Task: Leave out any picture and return the remaining listing below exactly as given.

Exercise input:
################
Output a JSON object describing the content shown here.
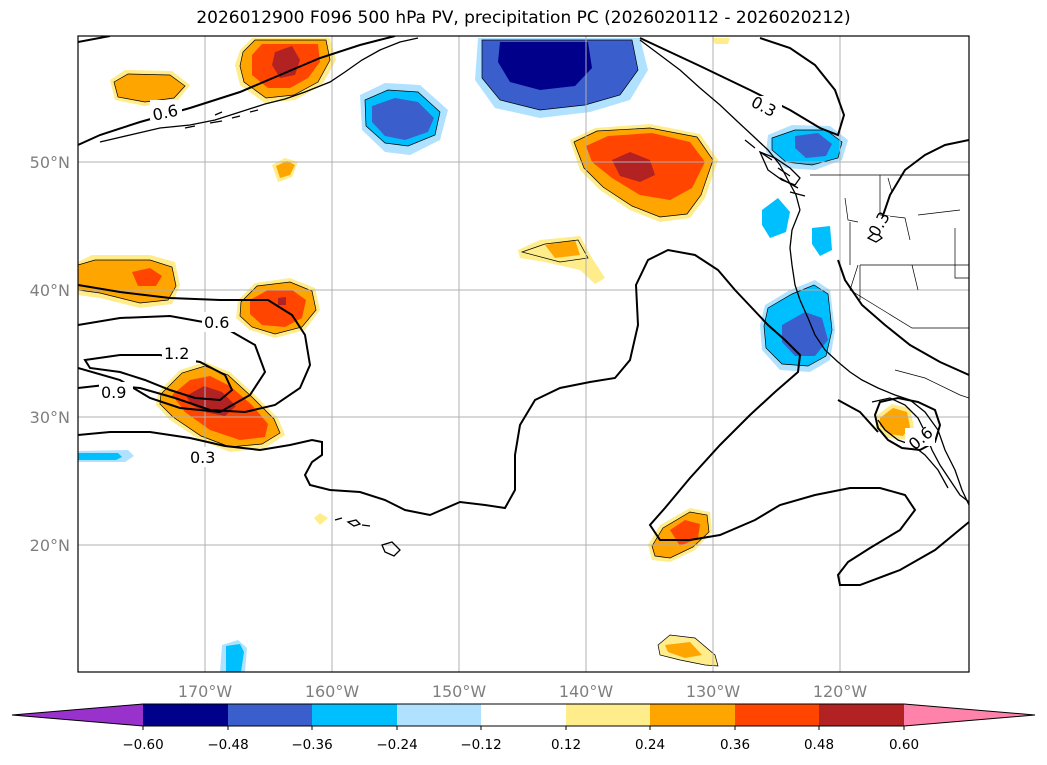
{
  "title": "2026012900 F096 500 hPa PV, precipitation PC (2026020112 - 2026020212)",
  "map": {
    "lon_ticks": [
      "170°W",
      "160°W",
      "150°W",
      "140°W",
      "130°W",
      "120°W"
    ],
    "lat_ticks": [
      "50°N",
      "40°N",
      "30°N",
      "20°N"
    ]
  },
  "contour_labels": [
    "0.6",
    "0.3",
    "0.6",
    "1.2",
    "0.9",
    "0.3",
    "0.3",
    "0.6"
  ],
  "colorbar": {
    "ticks": [
      "−0.60",
      "−0.48",
      "−0.36",
      "−0.24",
      "−0.12",
      "0.12",
      "0.24",
      "0.36",
      "0.48",
      "0.60"
    ],
    "colors": [
      "#9932cc",
      "#00008b",
      "#3a5fcd",
      "#00bfff",
      "#b0e2ff",
      "#ffffff",
      "#ffec8b",
      "#ffa500",
      "#ff4500",
      "#b22222",
      "#ff82ab"
    ]
  }
}
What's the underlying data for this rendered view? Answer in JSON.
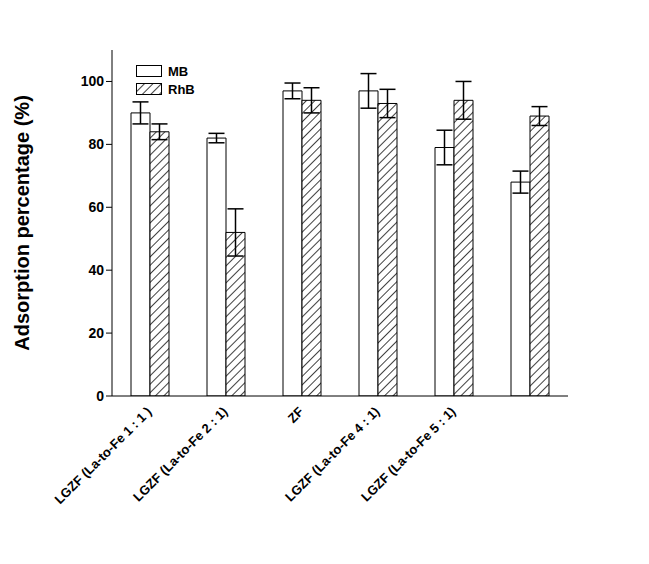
{
  "chart_data": {
    "type": "bar",
    "y_label": "Adsorption percentage (%)",
    "categories": [
      "LGZF (La-to-Fe 1 : 1 )",
      "LGZF (La-to-Fe 2 : 1)",
      "ZF",
      "LGZF (La-to-Fe 4 : 1)",
      "LGZF (La-to-Fe 5 : 1)",
      null
    ],
    "series": [
      {
        "name": "MB",
        "color": "#ffffff",
        "values": [
          90,
          82,
          97,
          97,
          79,
          68
        ],
        "errors": [
          3.5,
          1.5,
          2.5,
          5.5,
          5.5,
          3.5
        ]
      },
      {
        "name": "RhB",
        "color": "#000000",
        "values": [
          84,
          52,
          94,
          93,
          94,
          89
        ],
        "errors": [
          2.5,
          7.5,
          4,
          4.5,
          6,
          3
        ]
      }
    ],
    "ylim": [
      0,
      110
    ],
    "yticks": [
      0,
      20,
      40,
      60,
      80,
      100
    ],
    "legend": "upper left"
  }
}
################
Result:
Output a JSON object describing the content shown here.
{
  "title": "2026012900 F096 500 hPa PV, precipitation PC (2026020112 - 2026020212)",
  "map": {
    "lon_ticks": [
      "170°W",
      "160°W",
      "150°W",
      "140°W",
      "130°W",
      "120°W"
    ],
    "lat_ticks": [
      "50°N",
      "40°N",
      "30°N",
      "20°N"
    ]
  },
  "contour_labels": [
    "0.6",
    "0.3",
    "0.6",
    "1.2",
    "0.9",
    "0.3",
    "0.3",
    "0.6"
  ],
  "colorbar": {
    "ticks": [
      "−0.60",
      "−0.48",
      "−0.36",
      "−0.24",
      "−0.12",
      "0.12",
      "0.24",
      "0.36",
      "0.48",
      "0.60"
    ],
    "colors": [
      "#9932cc",
      "#00008b",
      "#3a5fcd",
      "#00bfff",
      "#b0e2ff",
      "#ffffff",
      "#ffec8b",
      "#ffa500",
      "#ff4500",
      "#b22222",
      "#ff82ab"
    ]
  }
}
What's the underlying data for this rendered view? Answer in JSON.
{
  "chart_data": {
    "type": "bar",
    "y_label": "Adsorption percentage (%)",
    "categories": [
      "LGZF (La-to-Fe 1 : 1 )",
      "LGZF (La-to-Fe 2 : 1)",
      "ZF",
      "LGZF (La-to-Fe 4 : 1)",
      "LGZF (La-to-Fe 5 : 1)",
      null
    ],
    "series": [
      {
        "name": "MB",
        "color": "#ffffff",
        "values": [
          90,
          82,
          97,
          97,
          79,
          68
        ],
        "errors": [
          3.5,
          1.5,
          2.5,
          5.5,
          5.5,
          3.5
        ]
      },
      {
        "name": "RhB",
        "color": "#000000",
        "values": [
          84,
          52,
          94,
          93,
          94,
          89
        ],
        "errors": [
          2.5,
          7.5,
          4,
          4.5,
          6,
          3
        ]
      }
    ],
    "ylim": [
      0,
      110
    ],
    "yticks": [
      0,
      20,
      40,
      60,
      80,
      100
    ],
    "legend": "upper left"
  }
}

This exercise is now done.